(Data entries)
———
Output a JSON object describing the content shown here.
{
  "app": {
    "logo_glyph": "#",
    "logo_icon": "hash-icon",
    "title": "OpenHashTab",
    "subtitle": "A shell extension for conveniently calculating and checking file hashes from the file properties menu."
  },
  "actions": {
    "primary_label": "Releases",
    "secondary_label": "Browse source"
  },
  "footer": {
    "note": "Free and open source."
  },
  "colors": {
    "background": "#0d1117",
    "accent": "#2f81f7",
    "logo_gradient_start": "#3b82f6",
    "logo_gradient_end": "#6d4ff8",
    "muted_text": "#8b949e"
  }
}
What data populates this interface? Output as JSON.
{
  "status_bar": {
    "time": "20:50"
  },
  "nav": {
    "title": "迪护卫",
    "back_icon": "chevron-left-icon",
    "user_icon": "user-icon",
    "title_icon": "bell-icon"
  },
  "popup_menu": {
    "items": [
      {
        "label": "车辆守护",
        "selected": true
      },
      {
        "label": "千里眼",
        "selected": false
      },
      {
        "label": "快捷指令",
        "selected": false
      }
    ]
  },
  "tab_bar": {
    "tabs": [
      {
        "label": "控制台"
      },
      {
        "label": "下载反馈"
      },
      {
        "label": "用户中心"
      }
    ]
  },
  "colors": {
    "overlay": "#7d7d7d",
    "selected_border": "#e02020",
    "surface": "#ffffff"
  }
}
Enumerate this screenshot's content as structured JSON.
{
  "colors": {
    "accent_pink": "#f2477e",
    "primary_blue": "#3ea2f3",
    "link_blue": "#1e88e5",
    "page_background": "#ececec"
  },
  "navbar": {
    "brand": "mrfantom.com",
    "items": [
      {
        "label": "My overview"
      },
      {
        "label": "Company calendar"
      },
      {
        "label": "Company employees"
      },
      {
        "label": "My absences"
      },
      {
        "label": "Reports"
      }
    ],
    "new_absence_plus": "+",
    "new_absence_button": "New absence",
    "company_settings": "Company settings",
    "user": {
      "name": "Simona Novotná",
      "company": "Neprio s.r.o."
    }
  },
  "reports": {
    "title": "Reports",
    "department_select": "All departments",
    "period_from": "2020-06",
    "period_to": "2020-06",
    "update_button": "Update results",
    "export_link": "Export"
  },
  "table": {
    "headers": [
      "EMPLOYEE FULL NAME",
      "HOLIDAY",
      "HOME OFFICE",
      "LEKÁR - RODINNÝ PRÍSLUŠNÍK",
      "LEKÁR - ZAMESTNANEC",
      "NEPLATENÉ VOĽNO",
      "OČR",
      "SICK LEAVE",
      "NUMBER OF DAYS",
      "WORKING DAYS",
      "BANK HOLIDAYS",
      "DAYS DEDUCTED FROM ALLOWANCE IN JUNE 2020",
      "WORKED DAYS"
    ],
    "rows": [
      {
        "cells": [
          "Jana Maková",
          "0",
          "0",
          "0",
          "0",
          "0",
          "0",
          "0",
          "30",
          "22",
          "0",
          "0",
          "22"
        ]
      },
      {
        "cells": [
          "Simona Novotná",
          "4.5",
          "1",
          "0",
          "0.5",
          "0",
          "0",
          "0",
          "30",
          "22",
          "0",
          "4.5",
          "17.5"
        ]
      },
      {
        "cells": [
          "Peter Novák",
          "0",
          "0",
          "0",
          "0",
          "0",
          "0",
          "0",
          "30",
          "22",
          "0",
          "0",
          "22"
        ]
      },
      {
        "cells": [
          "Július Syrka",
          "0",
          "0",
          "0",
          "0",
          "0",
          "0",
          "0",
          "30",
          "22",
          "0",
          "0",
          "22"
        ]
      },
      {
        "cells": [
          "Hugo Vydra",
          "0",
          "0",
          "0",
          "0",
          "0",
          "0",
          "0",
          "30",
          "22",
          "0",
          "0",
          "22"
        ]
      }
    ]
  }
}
———
§ WORK TO COMPLETE: Output the entries exactly.

§ RESULT OF THIS TASK:
Output a JSON object describing the content shown here.
{
  "app": {
    "logo_glyph": "#",
    "logo_icon": "hash-icon",
    "title": "OpenHashTab",
    "subtitle": "A shell extension for conveniently calculating and checking file hashes from the file properties menu."
  },
  "actions": {
    "primary_label": "Releases",
    "secondary_label": "Browse source"
  },
  "footer": {
    "note": "Free and open source."
  },
  "colors": {
    "background": "#0d1117",
    "accent": "#2f81f7",
    "logo_gradient_start": "#3b82f6",
    "logo_gradient_end": "#6d4ff8",
    "muted_text": "#8b949e"
  }
}
What data populates this interface? Output as JSON.
{
  "status_bar": {
    "time": "20:50"
  },
  "nav": {
    "title": "迪护卫",
    "back_icon": "chevron-left-icon",
    "user_icon": "user-icon",
    "title_icon": "bell-icon"
  },
  "popup_menu": {
    "items": [
      {
        "label": "车辆守护",
        "selected": true
      },
      {
        "label": "千里眼",
        "selected": false
      },
      {
        "label": "快捷指令",
        "selected": false
      }
    ]
  },
  "tab_bar": {
    "tabs": [
      {
        "label": "控制台"
      },
      {
        "label": "下载反馈"
      },
      {
        "label": "用户中心"
      }
    ]
  },
  "colors": {
    "overlay": "#7d7d7d",
    "selected_border": "#e02020",
    "surface": "#ffffff"
  }
}
Enumerate this screenshot's content as structured JSON.
{
  "colors": {
    "accent_pink": "#f2477e",
    "primary_blue": "#3ea2f3",
    "link_blue": "#1e88e5",
    "page_background": "#ececec"
  },
  "navbar": {
    "brand": "mrfantom.com",
    "items": [
      {
        "label": "My overview"
      },
      {
        "label": "Company calendar"
      },
      {
        "label": "Company employees"
      },
      {
        "label": "My absences"
      },
      {
        "label": "Reports"
      }
    ],
    "new_absence_plus": "+",
    "new_absence_button": "New absence",
    "company_settings": "Company settings",
    "user": {
      "name": "Simona Novotná",
      "company": "Neprio s.r.o."
    }
  },
  "reports": {
    "title": "Reports",
    "department_select": "All departments",
    "period_from": "2020-06",
    "period_to": "2020-06",
    "update_button": "Update results",
    "export_link": "Export"
  },
  "table": {
    "headers": [
      "EMPLOYEE FULL NAME",
      "HOLIDAY",
      "HOME OFFICE",
      "LEKÁR - RODINNÝ PRÍSLUŠNÍK",
      "LEKÁR - ZAMESTNANEC",
      "NEPLATENÉ VOĽNO",
      "OČR",
      "SICK LEAVE",
      "NUMBER OF DAYS",
      "WORKING DAYS",
      "BANK HOLIDAYS",
      "DAYS DEDUCTED FROM ALLOWANCE IN JUNE 2020",
      "WORKED DAYS"
    ],
    "rows": [
      {
        "cells": [
          "Jana Maková",
          "0",
          "0",
          "0",
          "0",
          "0",
          "0",
          "0",
          "30",
          "22",
          "0",
          "0",
          "22"
        ]
      },
      {
        "cells": [
          "Simona Novotná",
          "4.5",
          "1",
          "0",
          "0.5",
          "0",
          "0",
          "0",
          "30",
          "22",
          "0",
          "4.5",
          "17.5"
        ]
      },
      {
        "cells": [
          "Peter Novák",
          "0",
          "0",
          "0",
          "0",
          "0",
          "0",
          "0",
          "30",
          "22",
          "0",
          "0",
          "22"
        ]
      },
      {
        "cells": [
          "Július Syrka",
          "0",
          "0",
          "0",
          "0",
          "0",
          "0",
          "0",
          "30",
          "22",
          "0",
          "0",
          "22"
        ]
      },
      {
        "cells": [
          "Hugo Vydra",
          "0",
          "0",
          "0",
          "0",
          "0",
          "0",
          "0",
          "30",
          "22",
          "0",
          "0",
          "22"
        ]
      }
    ]
  }
}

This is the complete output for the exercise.